TO DO — Output only the lines from the line holding "Serialize everything readable" through the close of the records, exactly as they appear, with all pictures omitted.

DATA SHOWN —
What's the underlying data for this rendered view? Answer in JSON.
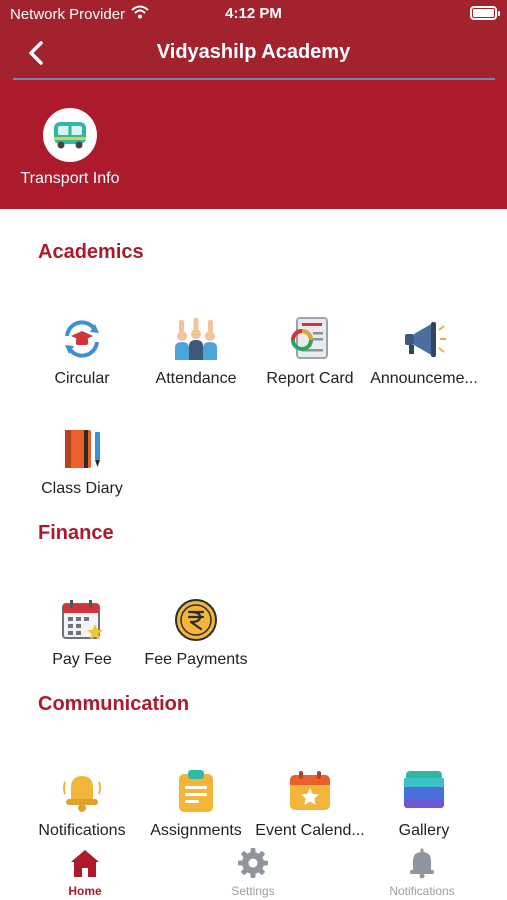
{
  "status_bar": {
    "carrier": "Network Provider",
    "time": "4:12 PM"
  },
  "nav": {
    "title": "Vidyashilp Academy"
  },
  "quick": {
    "transport_label": "Transport Info"
  },
  "sections": {
    "academics": {
      "title": "Academics",
      "items": [
        {
          "label": "Circular",
          "icon": "circular-icon"
        },
        {
          "label": "Attendance",
          "icon": "attendance-icon"
        },
        {
          "label": "Report Card",
          "icon": "report-card-icon"
        },
        {
          "label": "Announceme...",
          "icon": "megaphone-icon"
        },
        {
          "label": "Class Diary",
          "icon": "diary-icon"
        }
      ]
    },
    "finance": {
      "title": "Finance",
      "items": [
        {
          "label": "Pay Fee",
          "icon": "calendar-icon"
        },
        {
          "label": "Fee Payments",
          "icon": "rupee-coin-icon"
        }
      ]
    },
    "communication": {
      "title": "Communication",
      "items": [
        {
          "label": "Notifications",
          "icon": "bell-icon"
        },
        {
          "label": "Assignments",
          "icon": "clipboard-icon"
        },
        {
          "label": "Event Calend...",
          "icon": "event-calendar-icon"
        },
        {
          "label": "Gallery",
          "icon": "gallery-icon"
        }
      ]
    }
  },
  "tabs": [
    {
      "label": "Home",
      "icon": "home-icon",
      "active": true
    },
    {
      "label": "Settings",
      "icon": "gear-icon",
      "active": false
    },
    {
      "label": "Notifications",
      "icon": "bell-icon",
      "active": false
    }
  ],
  "colors": {
    "brand": "#ad1a2b",
    "header": "#a2222e",
    "tab_inactive": "#9aa0a8"
  }
}
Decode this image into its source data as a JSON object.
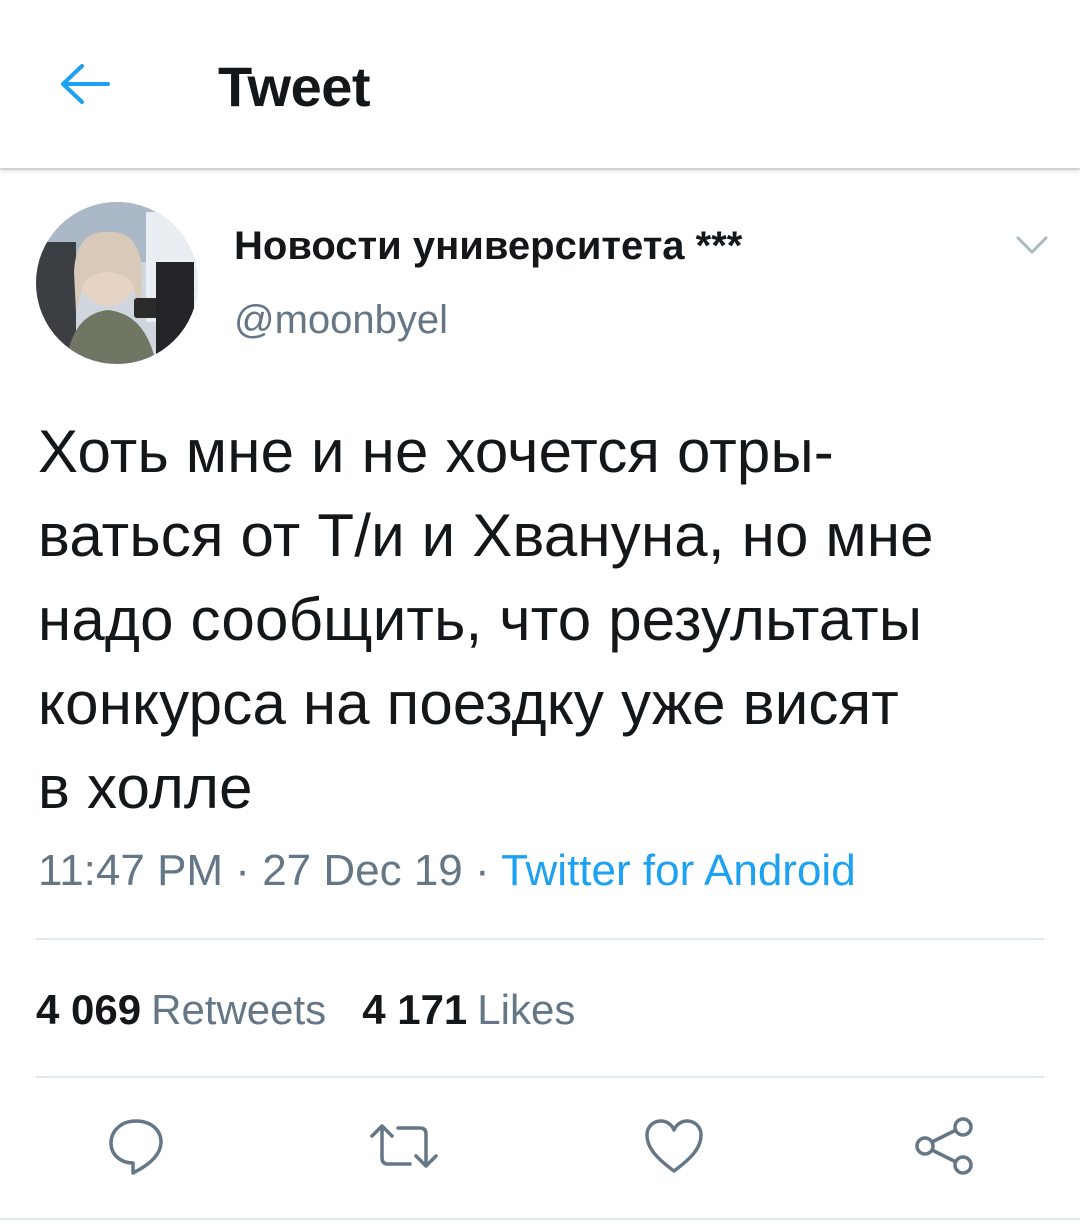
{
  "header": {
    "title": "Tweet",
    "back_icon": "arrow-left-icon"
  },
  "tweet": {
    "display_name": "Новости университета ***",
    "handle": "@moonbyel",
    "text": "Хоть мне и не хочется отры-\nваться от Т/и и Хвануна, но мне\nнадо сообщить, что результаты\nконкурса на поездку уже висят\nв холле",
    "time": "11:47 PM",
    "separator": " · ",
    "date": "27 Dec 19",
    "source": "Twitter for Android"
  },
  "stats": {
    "retweets_count": "4 069",
    "retweets_label": "Retweets",
    "likes_count": "4 171",
    "likes_label": "Likes"
  },
  "actions": [
    "reply-icon",
    "retweet-icon",
    "like-icon",
    "share-icon"
  ],
  "colors": {
    "accent": "#1da1f2",
    "text": "#14171a",
    "secondary": "#657786",
    "divider": "#e1e8ed",
    "icon": "#657786"
  }
}
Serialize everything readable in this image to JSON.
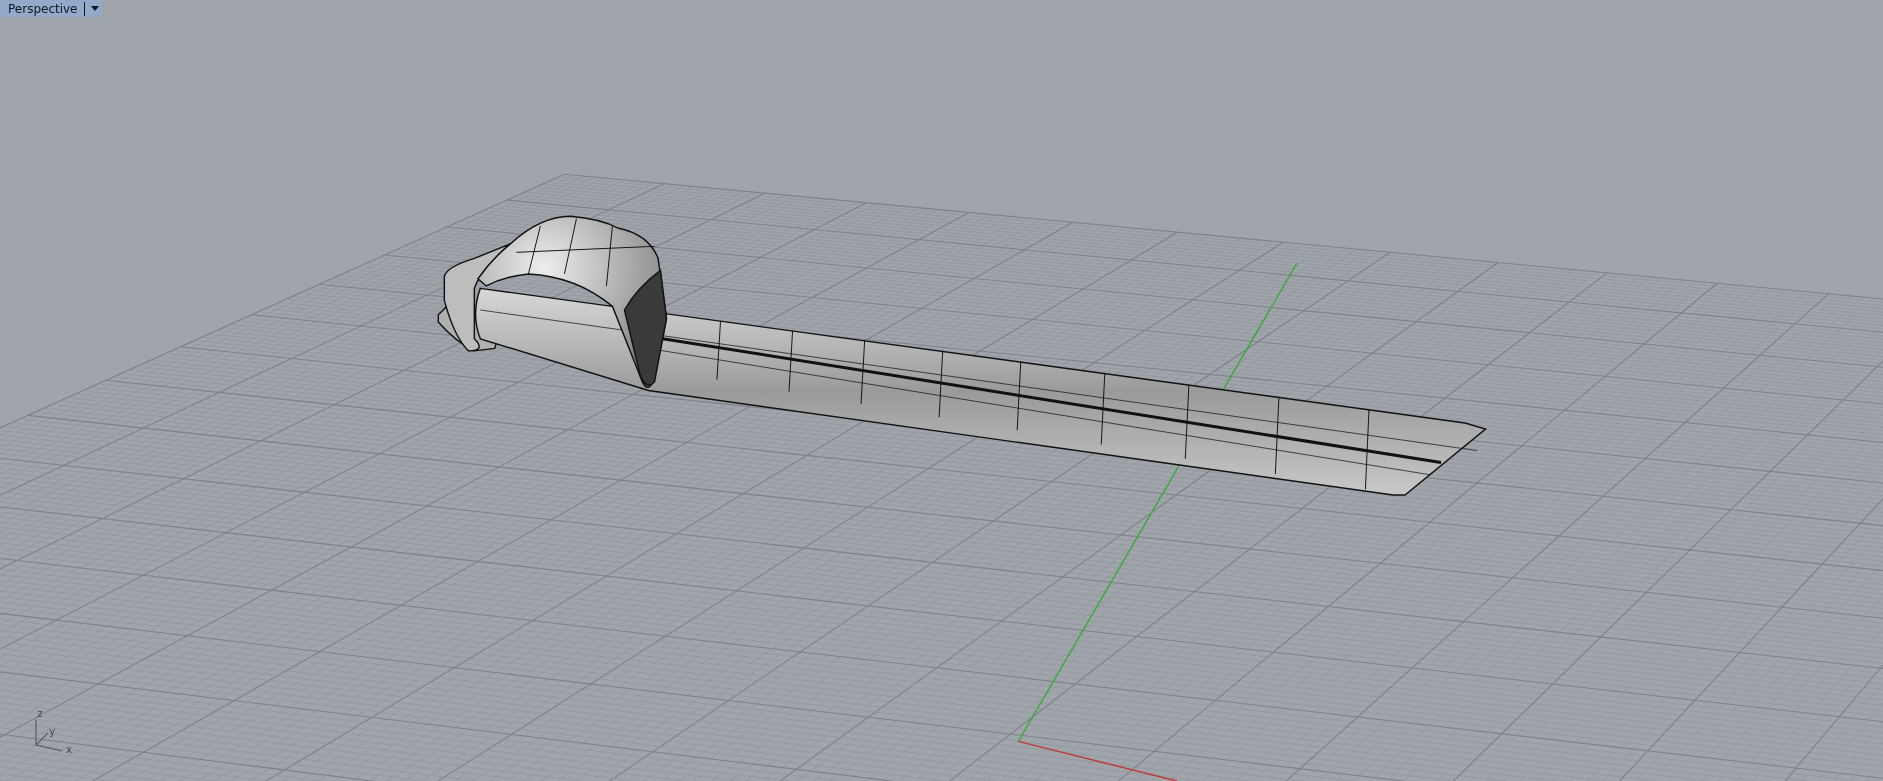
{
  "viewport_tab": {
    "label": "Perspective",
    "active": true
  },
  "axes_icon": {
    "labels": [
      "z",
      "y",
      "x"
    ]
  }
}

SOLUTION TO THE PROBLEM —
Serialize everything readable in this image to JSON.
{
  "viewport_tab": {
    "label": "Perspective",
    "active": true
  },
  "axes_icon": {
    "labels": [
      "z",
      "y",
      "x"
    ]
  }
}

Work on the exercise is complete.